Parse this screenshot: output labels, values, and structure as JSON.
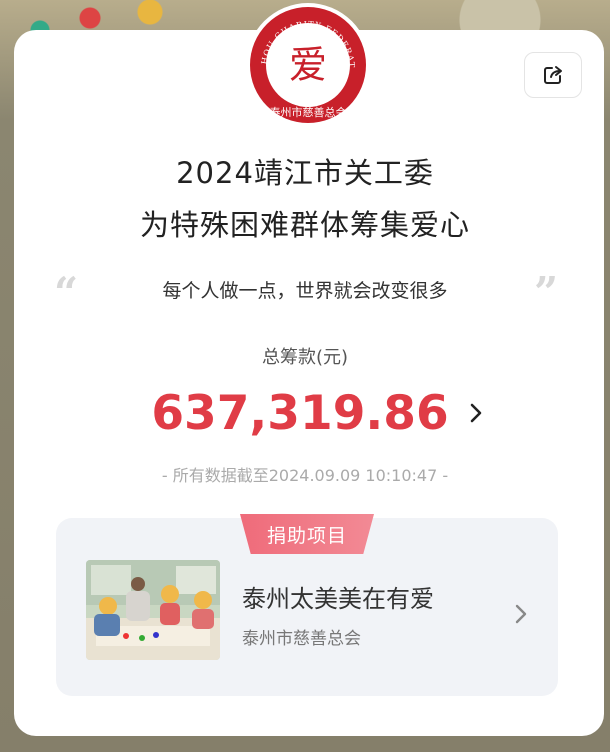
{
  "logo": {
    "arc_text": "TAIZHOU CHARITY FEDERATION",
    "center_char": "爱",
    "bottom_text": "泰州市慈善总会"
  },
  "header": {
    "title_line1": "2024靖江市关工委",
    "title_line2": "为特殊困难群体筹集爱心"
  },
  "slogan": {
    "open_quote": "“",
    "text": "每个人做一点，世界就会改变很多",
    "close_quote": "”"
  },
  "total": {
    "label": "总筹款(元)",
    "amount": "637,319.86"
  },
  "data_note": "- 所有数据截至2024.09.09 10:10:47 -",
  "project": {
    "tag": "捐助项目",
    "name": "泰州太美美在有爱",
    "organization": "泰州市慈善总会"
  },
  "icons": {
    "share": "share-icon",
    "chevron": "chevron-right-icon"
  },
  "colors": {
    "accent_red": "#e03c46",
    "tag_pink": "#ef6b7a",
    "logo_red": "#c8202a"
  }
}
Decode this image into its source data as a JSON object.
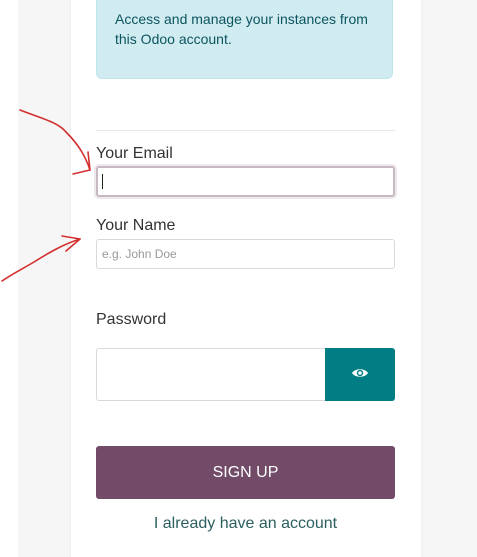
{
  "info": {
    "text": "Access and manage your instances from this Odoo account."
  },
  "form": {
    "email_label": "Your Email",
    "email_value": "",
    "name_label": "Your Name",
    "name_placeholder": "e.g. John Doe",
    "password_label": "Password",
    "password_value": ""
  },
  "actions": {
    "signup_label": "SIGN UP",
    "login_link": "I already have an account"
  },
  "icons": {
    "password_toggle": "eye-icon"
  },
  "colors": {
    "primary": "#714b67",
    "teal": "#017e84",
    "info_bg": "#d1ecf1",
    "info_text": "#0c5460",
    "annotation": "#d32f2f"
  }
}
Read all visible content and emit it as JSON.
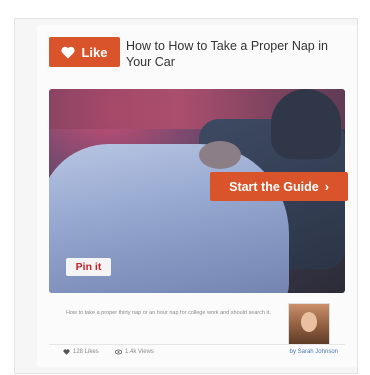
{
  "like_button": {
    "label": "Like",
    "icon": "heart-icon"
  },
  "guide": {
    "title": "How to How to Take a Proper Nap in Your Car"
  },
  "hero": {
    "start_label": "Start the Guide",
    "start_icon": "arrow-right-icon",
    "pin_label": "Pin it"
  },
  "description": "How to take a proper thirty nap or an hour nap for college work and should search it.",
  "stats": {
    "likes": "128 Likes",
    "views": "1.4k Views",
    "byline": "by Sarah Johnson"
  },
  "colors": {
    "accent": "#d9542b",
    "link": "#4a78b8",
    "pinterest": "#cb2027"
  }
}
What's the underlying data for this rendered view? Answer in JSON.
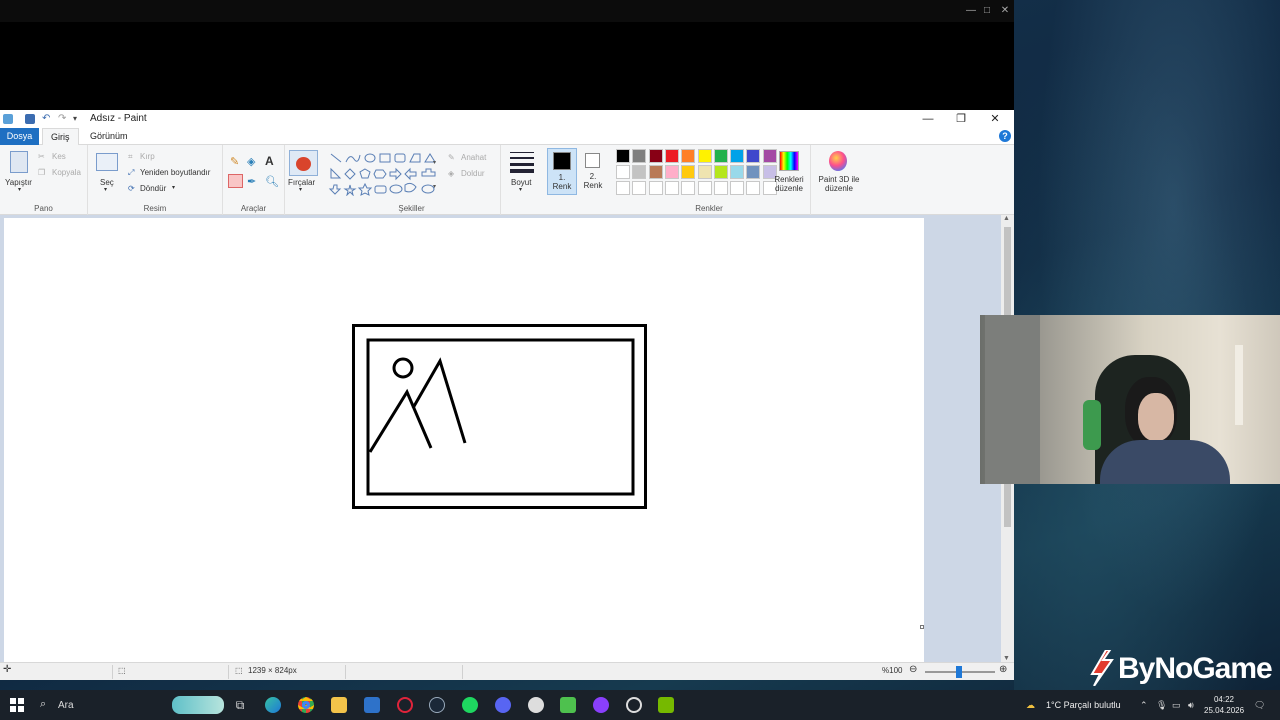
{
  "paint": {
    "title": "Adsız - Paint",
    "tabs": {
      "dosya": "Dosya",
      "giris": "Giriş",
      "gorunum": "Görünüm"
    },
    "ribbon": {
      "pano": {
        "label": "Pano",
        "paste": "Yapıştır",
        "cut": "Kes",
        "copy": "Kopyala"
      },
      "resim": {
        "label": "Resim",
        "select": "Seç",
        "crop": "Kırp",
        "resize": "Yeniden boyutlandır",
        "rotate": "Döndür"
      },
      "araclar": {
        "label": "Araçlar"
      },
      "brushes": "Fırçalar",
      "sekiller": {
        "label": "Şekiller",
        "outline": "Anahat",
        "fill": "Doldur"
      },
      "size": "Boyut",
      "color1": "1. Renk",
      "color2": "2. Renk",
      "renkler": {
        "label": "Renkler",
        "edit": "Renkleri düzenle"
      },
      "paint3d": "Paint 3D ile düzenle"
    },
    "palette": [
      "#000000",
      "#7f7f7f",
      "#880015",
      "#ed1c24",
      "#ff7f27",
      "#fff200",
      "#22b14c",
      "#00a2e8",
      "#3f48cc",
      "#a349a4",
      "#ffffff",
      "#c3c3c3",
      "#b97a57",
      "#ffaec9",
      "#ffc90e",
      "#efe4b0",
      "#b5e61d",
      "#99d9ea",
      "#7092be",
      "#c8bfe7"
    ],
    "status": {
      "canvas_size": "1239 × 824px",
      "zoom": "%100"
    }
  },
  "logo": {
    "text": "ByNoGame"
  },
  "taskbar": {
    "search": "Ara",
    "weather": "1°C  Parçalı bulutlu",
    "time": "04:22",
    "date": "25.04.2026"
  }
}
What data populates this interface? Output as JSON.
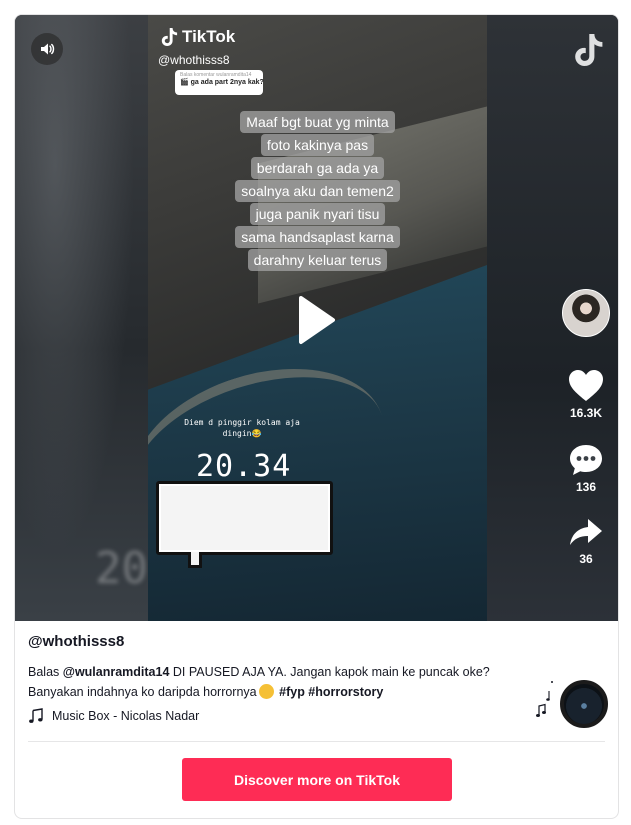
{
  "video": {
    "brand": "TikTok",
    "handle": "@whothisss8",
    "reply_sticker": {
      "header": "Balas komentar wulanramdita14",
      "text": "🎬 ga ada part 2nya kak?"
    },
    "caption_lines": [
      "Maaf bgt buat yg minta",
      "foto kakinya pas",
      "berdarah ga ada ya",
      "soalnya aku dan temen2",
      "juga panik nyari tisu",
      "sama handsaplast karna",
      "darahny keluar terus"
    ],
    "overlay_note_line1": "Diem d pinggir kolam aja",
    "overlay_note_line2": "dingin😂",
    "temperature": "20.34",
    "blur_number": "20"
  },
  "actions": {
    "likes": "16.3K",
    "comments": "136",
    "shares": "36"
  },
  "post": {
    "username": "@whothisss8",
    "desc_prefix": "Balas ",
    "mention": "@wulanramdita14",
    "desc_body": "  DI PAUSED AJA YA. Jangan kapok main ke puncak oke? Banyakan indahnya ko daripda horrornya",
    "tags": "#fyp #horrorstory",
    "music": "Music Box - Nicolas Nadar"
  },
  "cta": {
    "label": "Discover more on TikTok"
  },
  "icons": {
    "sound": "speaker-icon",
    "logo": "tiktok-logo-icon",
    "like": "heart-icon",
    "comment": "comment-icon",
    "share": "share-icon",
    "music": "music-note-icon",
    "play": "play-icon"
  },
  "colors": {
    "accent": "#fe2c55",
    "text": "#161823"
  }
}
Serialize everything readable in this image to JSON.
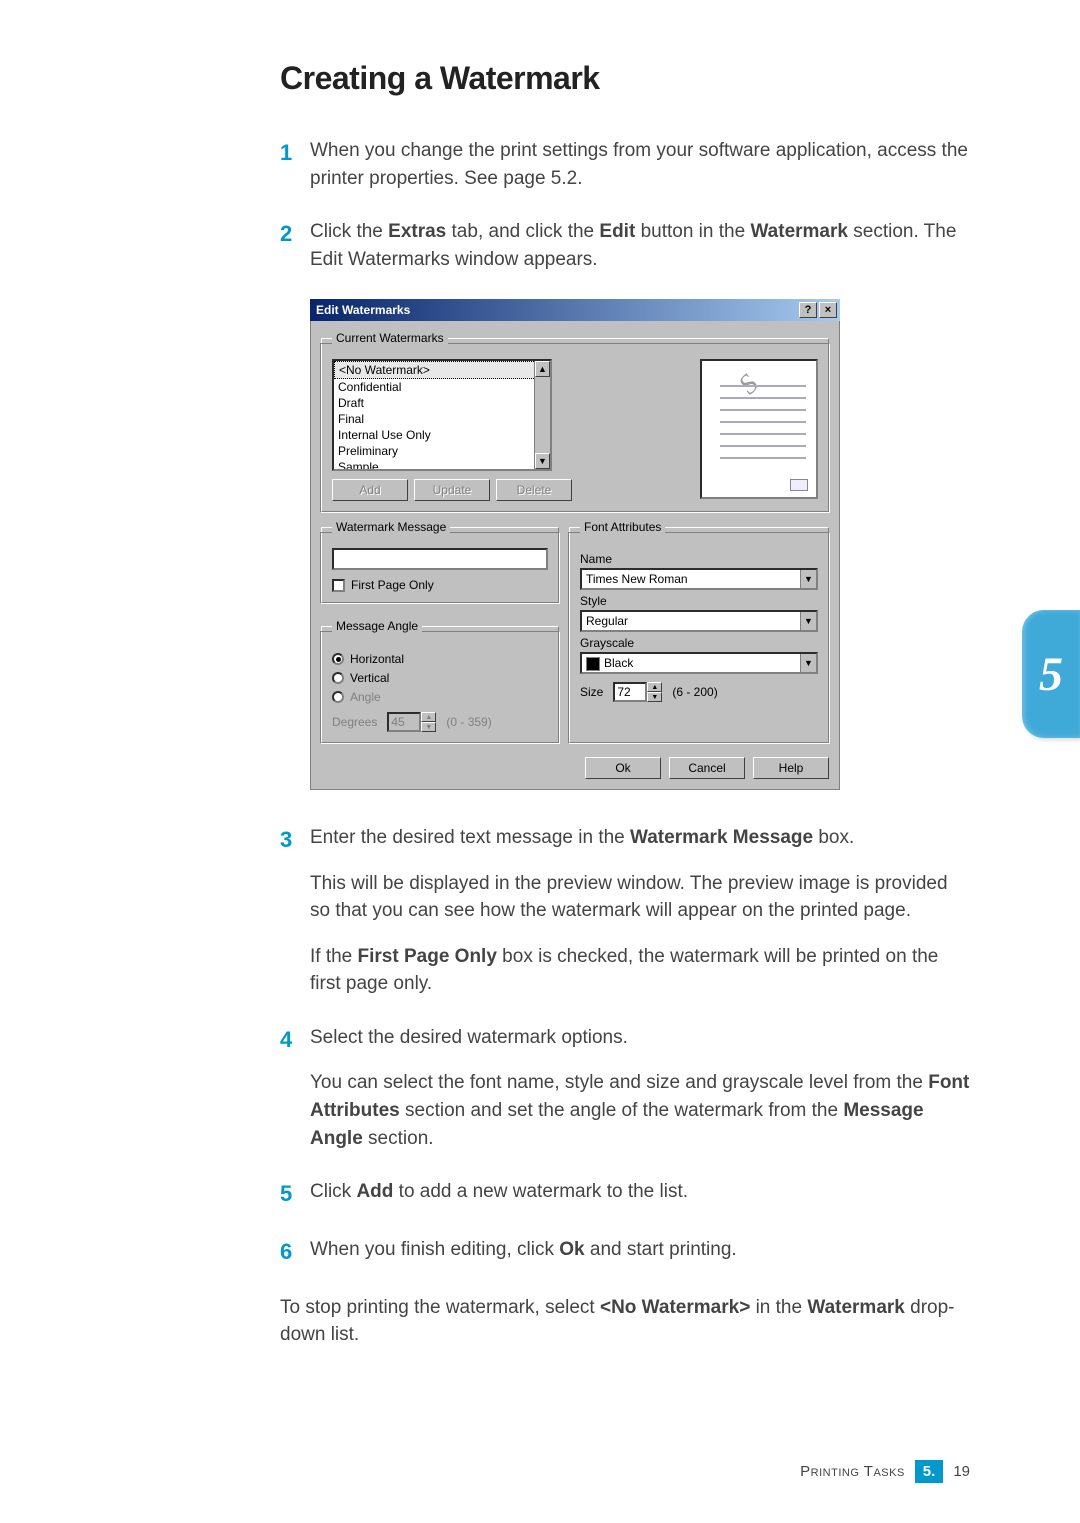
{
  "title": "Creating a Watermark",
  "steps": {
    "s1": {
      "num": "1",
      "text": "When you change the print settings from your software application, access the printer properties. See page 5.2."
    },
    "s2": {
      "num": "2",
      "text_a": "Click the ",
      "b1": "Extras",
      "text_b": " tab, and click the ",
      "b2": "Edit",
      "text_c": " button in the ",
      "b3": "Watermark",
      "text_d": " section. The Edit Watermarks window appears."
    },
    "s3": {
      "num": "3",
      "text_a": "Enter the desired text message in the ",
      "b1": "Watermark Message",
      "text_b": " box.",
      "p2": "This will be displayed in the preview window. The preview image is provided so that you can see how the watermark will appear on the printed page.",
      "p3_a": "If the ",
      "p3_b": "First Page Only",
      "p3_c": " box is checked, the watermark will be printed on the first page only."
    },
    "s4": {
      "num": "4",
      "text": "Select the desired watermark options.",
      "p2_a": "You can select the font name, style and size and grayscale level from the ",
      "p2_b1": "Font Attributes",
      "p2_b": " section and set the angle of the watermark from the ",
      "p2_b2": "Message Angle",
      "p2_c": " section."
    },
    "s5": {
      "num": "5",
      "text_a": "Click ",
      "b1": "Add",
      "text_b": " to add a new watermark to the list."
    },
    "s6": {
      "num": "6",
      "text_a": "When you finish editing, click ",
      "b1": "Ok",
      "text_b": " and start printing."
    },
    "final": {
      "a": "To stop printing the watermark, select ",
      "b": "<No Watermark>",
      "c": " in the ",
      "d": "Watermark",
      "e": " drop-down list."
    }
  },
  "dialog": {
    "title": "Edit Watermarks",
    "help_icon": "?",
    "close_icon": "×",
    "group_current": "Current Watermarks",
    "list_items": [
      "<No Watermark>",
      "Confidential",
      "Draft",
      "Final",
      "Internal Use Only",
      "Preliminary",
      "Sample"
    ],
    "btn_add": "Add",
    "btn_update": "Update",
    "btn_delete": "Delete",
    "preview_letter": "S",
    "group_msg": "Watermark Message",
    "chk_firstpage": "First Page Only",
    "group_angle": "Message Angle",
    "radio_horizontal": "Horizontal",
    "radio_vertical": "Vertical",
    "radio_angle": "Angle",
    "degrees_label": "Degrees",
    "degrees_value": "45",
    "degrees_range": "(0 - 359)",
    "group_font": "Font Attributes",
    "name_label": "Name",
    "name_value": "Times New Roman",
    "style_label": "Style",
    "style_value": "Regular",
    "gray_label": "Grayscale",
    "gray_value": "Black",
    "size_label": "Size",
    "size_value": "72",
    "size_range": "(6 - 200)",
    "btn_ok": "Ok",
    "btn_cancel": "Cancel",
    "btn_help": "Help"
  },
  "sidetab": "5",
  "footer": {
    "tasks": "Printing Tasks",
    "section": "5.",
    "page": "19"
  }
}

◆ ◆ ◆

**INSTRUCTIONS FOR THE TASK:**
Of all the lines above, how many contain the word "music"? Answer with only the number.

**EXERCISE SOLUTION:**
2